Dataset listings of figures
####################

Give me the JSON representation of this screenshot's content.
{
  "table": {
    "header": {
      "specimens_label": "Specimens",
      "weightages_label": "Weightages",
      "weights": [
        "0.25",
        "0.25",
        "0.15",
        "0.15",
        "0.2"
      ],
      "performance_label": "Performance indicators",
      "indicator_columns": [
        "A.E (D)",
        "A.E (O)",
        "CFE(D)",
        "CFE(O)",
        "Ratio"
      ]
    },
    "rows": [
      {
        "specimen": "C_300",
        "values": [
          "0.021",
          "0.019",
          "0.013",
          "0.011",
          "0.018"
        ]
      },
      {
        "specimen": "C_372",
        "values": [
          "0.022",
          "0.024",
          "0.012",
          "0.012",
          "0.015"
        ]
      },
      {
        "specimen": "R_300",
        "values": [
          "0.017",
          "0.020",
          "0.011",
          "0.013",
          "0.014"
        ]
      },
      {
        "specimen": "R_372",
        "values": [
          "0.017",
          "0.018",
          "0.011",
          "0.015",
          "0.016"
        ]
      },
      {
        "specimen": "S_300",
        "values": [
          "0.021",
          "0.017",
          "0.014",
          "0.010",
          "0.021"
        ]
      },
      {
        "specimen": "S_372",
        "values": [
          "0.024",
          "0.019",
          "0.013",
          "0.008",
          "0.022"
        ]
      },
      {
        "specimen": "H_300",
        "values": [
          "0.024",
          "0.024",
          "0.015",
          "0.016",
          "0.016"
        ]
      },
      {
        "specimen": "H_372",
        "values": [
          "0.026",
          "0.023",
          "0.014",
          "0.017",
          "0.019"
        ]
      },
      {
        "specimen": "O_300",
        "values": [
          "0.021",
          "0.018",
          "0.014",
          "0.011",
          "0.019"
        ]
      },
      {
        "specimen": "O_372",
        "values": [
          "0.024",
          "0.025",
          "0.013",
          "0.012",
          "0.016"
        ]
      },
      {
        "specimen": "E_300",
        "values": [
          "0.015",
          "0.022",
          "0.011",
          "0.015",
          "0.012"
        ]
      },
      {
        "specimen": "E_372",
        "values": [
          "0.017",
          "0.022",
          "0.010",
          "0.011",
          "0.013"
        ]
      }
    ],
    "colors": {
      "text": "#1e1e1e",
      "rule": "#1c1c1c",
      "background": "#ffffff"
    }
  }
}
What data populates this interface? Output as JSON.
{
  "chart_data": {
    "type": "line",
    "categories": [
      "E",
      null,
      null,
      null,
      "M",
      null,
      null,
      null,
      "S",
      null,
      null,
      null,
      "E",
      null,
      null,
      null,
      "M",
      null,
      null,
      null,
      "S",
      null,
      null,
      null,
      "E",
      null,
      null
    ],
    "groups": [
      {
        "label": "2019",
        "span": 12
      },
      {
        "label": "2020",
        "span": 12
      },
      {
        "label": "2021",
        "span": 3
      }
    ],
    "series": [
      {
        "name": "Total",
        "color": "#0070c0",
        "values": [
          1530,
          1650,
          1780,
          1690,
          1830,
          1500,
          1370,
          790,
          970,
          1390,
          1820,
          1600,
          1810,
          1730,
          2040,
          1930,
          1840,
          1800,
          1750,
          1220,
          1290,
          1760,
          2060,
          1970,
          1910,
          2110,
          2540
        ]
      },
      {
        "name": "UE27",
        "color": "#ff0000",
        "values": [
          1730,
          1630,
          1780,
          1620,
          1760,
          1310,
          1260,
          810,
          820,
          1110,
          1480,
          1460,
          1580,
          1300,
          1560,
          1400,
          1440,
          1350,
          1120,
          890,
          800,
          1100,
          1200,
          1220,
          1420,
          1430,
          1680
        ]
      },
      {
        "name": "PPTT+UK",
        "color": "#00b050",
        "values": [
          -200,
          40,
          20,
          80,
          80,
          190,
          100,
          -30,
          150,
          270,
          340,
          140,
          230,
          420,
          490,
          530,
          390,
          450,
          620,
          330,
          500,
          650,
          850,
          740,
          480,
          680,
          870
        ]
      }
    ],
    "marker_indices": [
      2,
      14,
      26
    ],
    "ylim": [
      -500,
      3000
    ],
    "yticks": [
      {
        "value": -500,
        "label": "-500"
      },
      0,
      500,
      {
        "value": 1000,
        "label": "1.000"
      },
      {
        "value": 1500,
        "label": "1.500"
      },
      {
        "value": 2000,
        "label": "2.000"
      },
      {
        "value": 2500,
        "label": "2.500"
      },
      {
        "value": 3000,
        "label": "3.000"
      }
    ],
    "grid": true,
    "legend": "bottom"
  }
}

####################

◆ What is asked:
Repeat the entries exactly, all of them.

◆ Answer to this task:
Give me the JSON representation of this screenshot's content.
{
  "table": {
    "header": {
      "specimens_label": "Specimens",
      "weightages_label": "Weightages",
      "weights": [
        "0.25",
        "0.25",
        "0.15",
        "0.15",
        "0.2"
      ],
      "performance_label": "Performance indicators",
      "indicator_columns": [
        "A.E (D)",
        "A.E (O)",
        "CFE(D)",
        "CFE(O)",
        "Ratio"
      ]
    },
    "rows": [
      {
        "specimen": "C_300",
        "values": [
          "0.021",
          "0.019",
          "0.013",
          "0.011",
          "0.018"
        ]
      },
      {
        "specimen": "C_372",
        "values": [
          "0.022",
          "0.024",
          "0.012",
          "0.012",
          "0.015"
        ]
      },
      {
        "specimen": "R_300",
        "values": [
          "0.017",
          "0.020",
          "0.011",
          "0.013",
          "0.014"
        ]
      },
      {
        "specimen": "R_372",
        "values": [
          "0.017",
          "0.018",
          "0.011",
          "0.015",
          "0.016"
        ]
      },
      {
        "specimen": "S_300",
        "values": [
          "0.021",
          "0.017",
          "0.014",
          "0.010",
          "0.021"
        ]
      },
      {
        "specimen": "S_372",
        "values": [
          "0.024",
          "0.019",
          "0.013",
          "0.008",
          "0.022"
        ]
      },
      {
        "specimen": "H_300",
        "values": [
          "0.024",
          "0.024",
          "0.015",
          "0.016",
          "0.016"
        ]
      },
      {
        "specimen": "H_372",
        "values": [
          "0.026",
          "0.023",
          "0.014",
          "0.017",
          "0.019"
        ]
      },
      {
        "specimen": "O_300",
        "values": [
          "0.021",
          "0.018",
          "0.014",
          "0.011",
          "0.019"
        ]
      },
      {
        "specimen": "O_372",
        "values": [
          "0.024",
          "0.025",
          "0.013",
          "0.012",
          "0.016"
        ]
      },
      {
        "specimen": "E_300",
        "values": [
          "0.015",
          "0.022",
          "0.011",
          "0.015",
          "0.012"
        ]
      },
      {
        "specimen": "E_372",
        "values": [
          "0.017",
          "0.022",
          "0.010",
          "0.011",
          "0.013"
        ]
      }
    ],
    "colors": {
      "text": "#1e1e1e",
      "rule": "#1c1c1c",
      "background": "#ffffff"
    }
  }
}
What data populates this interface? Output as JSON.
{
  "chart_data": {
    "type": "line",
    "categories": [
      "E",
      null,
      null,
      null,
      "M",
      null,
      null,
      null,
      "S",
      null,
      null,
      null,
      "E",
      null,
      null,
      null,
      "M",
      null,
      null,
      null,
      "S",
      null,
      null,
      null,
      "E",
      null,
      null
    ],
    "groups": [
      {
        "label": "2019",
        "span": 12
      },
      {
        "label": "2020",
        "span": 12
      },
      {
        "label": "2021",
        "span": 3
      }
    ],
    "series": [
      {
        "name": "Total",
        "color": "#0070c0",
        "values": [
          1530,
          1650,
          1780,
          1690,
          1830,
          1500,
          1370,
          790,
          970,
          1390,
          1820,
          1600,
          1810,
          1730,
          2040,
          1930,
          1840,
          1800,
          1750,
          1220,
          1290,
          1760,
          2060,
          1970,
          1910,
          2110,
          2540
        ]
      },
      {
        "name": "UE27",
        "color": "#ff0000",
        "values": [
          1730,
          1630,
          1780,
          1620,
          1760,
          1310,
          1260,
          810,
          820,
          1110,
          1480,
          1460,
          1580,
          1300,
          1560,
          1400,
          1440,
          1350,
          1120,
          890,
          800,
          1100,
          1200,
          1220,
          1420,
          1430,
          1680
        ]
      },
      {
        "name": "PPTT+UK",
        "color": "#00b050",
        "values": [
          -200,
          40,
          20,
          80,
          80,
          190,
          100,
          -30,
          150,
          270,
          340,
          140,
          230,
          420,
          490,
          530,
          390,
          450,
          620,
          330,
          500,
          650,
          850,
          740,
          480,
          680,
          870
        ]
      }
    ],
    "marker_indices": [
      2,
      14,
      26
    ],
    "ylim": [
      -500,
      3000
    ],
    "yticks": [
      {
        "value": -500,
        "label": "-500"
      },
      0,
      500,
      {
        "value": 1000,
        "label": "1.000"
      },
      {
        "value": 1500,
        "label": "1.500"
      },
      {
        "value": 2000,
        "label": "2.000"
      },
      {
        "value": 2500,
        "label": "2.500"
      },
      {
        "value": 3000,
        "label": "3.000"
      }
    ],
    "grid": true,
    "legend": "bottom"
  }
}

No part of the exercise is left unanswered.